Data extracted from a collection
────────────────────────────────────────
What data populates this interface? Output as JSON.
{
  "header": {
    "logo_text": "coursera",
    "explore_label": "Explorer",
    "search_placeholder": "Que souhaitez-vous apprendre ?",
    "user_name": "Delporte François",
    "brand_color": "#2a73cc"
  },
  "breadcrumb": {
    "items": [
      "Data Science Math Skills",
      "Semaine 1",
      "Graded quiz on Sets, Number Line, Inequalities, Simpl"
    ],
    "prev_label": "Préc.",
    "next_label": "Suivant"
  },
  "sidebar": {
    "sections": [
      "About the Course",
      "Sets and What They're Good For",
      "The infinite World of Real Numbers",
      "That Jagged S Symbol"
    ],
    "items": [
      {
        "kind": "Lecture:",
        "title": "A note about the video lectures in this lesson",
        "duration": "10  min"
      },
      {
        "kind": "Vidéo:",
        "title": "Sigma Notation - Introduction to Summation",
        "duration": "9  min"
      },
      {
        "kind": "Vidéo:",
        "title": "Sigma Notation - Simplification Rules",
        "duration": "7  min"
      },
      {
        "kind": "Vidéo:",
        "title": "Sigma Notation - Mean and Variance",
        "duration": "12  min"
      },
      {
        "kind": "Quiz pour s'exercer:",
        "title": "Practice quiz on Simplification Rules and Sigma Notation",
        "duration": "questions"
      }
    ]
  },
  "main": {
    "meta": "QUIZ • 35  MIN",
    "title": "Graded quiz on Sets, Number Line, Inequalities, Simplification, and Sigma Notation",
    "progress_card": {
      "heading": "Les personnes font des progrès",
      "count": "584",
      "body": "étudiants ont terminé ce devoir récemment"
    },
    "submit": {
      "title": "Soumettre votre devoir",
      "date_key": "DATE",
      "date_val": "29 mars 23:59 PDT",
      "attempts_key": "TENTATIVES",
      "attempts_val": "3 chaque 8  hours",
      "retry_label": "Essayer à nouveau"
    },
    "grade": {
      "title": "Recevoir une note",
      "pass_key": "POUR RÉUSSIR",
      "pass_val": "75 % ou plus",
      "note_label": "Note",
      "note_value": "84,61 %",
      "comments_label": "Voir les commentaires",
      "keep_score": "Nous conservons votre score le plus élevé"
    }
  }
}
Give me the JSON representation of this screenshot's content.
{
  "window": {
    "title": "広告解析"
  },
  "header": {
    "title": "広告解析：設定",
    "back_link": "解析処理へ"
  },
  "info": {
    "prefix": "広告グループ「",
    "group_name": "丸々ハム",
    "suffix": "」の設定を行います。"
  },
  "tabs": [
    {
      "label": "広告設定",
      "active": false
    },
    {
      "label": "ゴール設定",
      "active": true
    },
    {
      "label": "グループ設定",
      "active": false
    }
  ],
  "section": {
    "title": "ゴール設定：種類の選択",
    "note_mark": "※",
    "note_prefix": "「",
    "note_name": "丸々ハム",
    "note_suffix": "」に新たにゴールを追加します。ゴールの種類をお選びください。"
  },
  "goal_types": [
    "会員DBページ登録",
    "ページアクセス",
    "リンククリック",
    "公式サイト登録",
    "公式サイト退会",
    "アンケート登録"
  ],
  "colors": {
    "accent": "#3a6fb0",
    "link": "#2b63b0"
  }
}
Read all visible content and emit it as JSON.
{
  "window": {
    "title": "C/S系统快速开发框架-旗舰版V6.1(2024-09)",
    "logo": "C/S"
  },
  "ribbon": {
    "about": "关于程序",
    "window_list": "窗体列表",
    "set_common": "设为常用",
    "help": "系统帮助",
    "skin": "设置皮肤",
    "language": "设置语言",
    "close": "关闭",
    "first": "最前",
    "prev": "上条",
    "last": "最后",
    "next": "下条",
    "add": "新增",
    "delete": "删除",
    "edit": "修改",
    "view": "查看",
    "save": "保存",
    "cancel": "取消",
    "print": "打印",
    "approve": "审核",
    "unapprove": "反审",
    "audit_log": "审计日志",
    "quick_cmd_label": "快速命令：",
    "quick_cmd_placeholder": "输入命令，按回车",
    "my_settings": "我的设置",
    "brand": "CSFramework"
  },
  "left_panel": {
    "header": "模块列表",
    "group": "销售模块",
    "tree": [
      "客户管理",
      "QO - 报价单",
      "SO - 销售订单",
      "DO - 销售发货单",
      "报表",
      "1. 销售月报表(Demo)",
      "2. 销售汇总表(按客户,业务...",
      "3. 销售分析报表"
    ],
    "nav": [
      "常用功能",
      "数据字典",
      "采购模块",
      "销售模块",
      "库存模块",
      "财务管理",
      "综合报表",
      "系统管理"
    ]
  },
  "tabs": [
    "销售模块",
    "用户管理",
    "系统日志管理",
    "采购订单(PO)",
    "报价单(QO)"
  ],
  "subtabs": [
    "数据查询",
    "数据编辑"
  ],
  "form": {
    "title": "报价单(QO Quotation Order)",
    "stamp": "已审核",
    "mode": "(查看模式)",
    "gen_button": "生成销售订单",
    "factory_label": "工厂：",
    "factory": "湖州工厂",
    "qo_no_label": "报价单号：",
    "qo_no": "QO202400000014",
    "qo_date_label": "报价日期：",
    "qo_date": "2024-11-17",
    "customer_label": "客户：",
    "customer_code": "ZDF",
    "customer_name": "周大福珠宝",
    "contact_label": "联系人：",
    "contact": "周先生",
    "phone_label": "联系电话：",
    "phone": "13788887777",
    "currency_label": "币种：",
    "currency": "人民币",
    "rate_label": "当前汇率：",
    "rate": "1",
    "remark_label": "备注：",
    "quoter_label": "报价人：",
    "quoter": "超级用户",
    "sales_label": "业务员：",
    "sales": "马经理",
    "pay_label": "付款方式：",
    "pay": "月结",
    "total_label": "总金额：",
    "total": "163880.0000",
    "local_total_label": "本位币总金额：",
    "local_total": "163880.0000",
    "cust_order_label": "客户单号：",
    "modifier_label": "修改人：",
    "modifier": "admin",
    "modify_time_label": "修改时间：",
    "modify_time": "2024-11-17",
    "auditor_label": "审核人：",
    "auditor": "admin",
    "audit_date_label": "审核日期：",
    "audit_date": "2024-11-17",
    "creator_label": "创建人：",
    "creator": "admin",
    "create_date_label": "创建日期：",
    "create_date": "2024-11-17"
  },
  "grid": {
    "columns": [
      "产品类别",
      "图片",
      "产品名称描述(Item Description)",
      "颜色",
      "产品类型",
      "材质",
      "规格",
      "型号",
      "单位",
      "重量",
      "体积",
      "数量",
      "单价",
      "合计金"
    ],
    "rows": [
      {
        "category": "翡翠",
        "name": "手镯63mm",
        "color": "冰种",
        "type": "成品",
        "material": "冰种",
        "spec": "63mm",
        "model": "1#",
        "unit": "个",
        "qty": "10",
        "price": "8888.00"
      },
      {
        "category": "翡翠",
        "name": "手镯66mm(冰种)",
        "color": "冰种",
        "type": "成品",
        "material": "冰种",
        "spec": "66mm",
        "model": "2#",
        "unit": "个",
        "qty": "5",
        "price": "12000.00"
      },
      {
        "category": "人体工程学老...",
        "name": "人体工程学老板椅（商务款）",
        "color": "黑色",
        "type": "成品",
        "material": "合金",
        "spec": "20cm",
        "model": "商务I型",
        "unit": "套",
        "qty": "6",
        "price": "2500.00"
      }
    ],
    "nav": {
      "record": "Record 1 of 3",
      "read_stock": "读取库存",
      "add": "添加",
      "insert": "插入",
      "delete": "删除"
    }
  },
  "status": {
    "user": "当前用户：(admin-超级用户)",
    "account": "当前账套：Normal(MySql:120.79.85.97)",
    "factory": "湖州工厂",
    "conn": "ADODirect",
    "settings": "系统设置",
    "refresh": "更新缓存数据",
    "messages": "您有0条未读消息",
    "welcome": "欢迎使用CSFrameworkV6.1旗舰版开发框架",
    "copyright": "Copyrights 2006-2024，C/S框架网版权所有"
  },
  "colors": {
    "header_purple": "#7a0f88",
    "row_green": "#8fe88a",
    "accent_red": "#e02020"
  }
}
────────────────────────────────────────
→ What is needed:
Your reply is one number: how many lines of the records above contain the word "price".

→ Task response:
3